Copy out all the entries exactly.

..........

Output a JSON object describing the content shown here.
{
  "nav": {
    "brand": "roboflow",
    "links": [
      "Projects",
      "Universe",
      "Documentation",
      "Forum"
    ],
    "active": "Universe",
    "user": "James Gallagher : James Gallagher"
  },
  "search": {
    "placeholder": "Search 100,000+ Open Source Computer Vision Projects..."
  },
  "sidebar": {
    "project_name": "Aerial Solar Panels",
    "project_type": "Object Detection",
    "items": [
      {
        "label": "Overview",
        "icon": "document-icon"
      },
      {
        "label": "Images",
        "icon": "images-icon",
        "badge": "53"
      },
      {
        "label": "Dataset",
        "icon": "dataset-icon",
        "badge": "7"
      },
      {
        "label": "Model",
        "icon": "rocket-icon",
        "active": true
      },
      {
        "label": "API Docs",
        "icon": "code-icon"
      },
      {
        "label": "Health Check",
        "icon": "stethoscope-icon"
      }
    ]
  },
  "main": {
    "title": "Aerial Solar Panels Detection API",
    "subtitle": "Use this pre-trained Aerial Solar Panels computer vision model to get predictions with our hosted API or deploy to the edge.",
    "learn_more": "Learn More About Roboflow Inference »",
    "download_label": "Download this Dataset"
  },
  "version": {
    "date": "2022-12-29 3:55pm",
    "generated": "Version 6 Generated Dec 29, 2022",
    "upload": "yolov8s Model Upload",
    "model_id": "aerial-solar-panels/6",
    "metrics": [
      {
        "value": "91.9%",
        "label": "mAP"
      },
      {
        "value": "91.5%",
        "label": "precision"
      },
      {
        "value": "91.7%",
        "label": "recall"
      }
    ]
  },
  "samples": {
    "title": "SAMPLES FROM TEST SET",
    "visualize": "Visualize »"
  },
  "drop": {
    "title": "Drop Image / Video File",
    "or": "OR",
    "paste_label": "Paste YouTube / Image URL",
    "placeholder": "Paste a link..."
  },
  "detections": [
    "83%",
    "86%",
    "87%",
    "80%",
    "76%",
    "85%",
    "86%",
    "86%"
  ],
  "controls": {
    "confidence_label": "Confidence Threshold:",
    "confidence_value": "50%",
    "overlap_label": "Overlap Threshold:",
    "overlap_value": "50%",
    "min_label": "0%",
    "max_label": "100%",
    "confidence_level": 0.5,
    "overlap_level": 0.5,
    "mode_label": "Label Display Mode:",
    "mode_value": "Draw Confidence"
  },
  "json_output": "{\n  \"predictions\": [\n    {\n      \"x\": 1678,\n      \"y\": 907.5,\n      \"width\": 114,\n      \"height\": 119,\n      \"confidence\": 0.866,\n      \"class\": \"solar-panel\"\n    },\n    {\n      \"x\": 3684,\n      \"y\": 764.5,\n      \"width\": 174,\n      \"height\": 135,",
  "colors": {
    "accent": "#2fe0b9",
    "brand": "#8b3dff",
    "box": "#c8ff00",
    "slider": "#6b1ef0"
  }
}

..........

▸ Task response:
Output a JSON object describing the content shown here.
{
  "nav": {
    "brand": "roboflow",
    "links": [
      "Projects",
      "Universe",
      "Documentation",
      "Forum"
    ],
    "active": "Universe",
    "user": "James Gallagher : James Gallagher"
  },
  "search": {
    "placeholder": "Search 100,000+ Open Source Computer Vision Projects..."
  },
  "sidebar": {
    "project_name": "Aerial Solar Panels",
    "project_type": "Object Detection",
    "items": [
      {
        "label": "Overview",
        "icon": "document-icon"
      },
      {
        "label": "Images",
        "icon": "images-icon",
        "badge": "53"
      },
      {
        "label": "Dataset",
        "icon": "dataset-icon",
        "badge": "7"
      },
      {
        "label": "Model",
        "icon": "rocket-icon",
        "active": true
      },
      {
        "label": "API Docs",
        "icon": "code-icon"
      },
      {
        "label": "Health Check",
        "icon": "stethoscope-icon"
      }
    ]
  },
  "main": {
    "title": "Aerial Solar Panels Detection API",
    "subtitle": "Use this pre-trained Aerial Solar Panels computer vision model to get predictions with our hosted API or deploy to the edge.",
    "learn_more": "Learn More About Roboflow Inference »",
    "download_label": "Download this Dataset"
  },
  "version": {
    "date": "2022-12-29 3:55pm",
    "generated": "Version 6 Generated Dec 29, 2022",
    "upload": "yolov8s Model Upload",
    "model_id": "aerial-solar-panels/6",
    "metrics": [
      {
        "value": "91.9%",
        "label": "mAP"
      },
      {
        "value": "91.5%",
        "label": "precision"
      },
      {
        "value": "91.7%",
        "label": "recall"
      }
    ]
  },
  "samples": {
    "title": "SAMPLES FROM TEST SET",
    "visualize": "Visualize »"
  },
  "drop": {
    "title": "Drop Image / Video File",
    "or": "OR",
    "paste_label": "Paste YouTube / Image URL",
    "placeholder": "Paste a link..."
  },
  "detections": [
    "83%",
    "86%",
    "87%",
    "80%",
    "76%",
    "85%",
    "86%",
    "86%"
  ],
  "controls": {
    "confidence_label": "Confidence Threshold:",
    "confidence_value": "50%",
    "overlap_label": "Overlap Threshold:",
    "overlap_value": "50%",
    "min_label": "0%",
    "max_label": "100%",
    "confidence_level": 0.5,
    "overlap_level": 0.5,
    "mode_label": "Label Display Mode:",
    "mode_value": "Draw Confidence"
  },
  "json_output": "{\n  \"predictions\": [\n    {\n      \"x\": 1678,\n      \"y\": 907.5,\n      \"width\": 114,\n      \"height\": 119,\n      \"confidence\": 0.866,\n      \"class\": \"solar-panel\"\n    },\n    {\n      \"x\": 3684,\n      \"y\": 764.5,\n      \"width\": 174,\n      \"height\": 135,",
  "colors": {
    "accent": "#2fe0b9",
    "brand": "#8b3dff",
    "box": "#c8ff00",
    "slider": "#6b1ef0"
  }
}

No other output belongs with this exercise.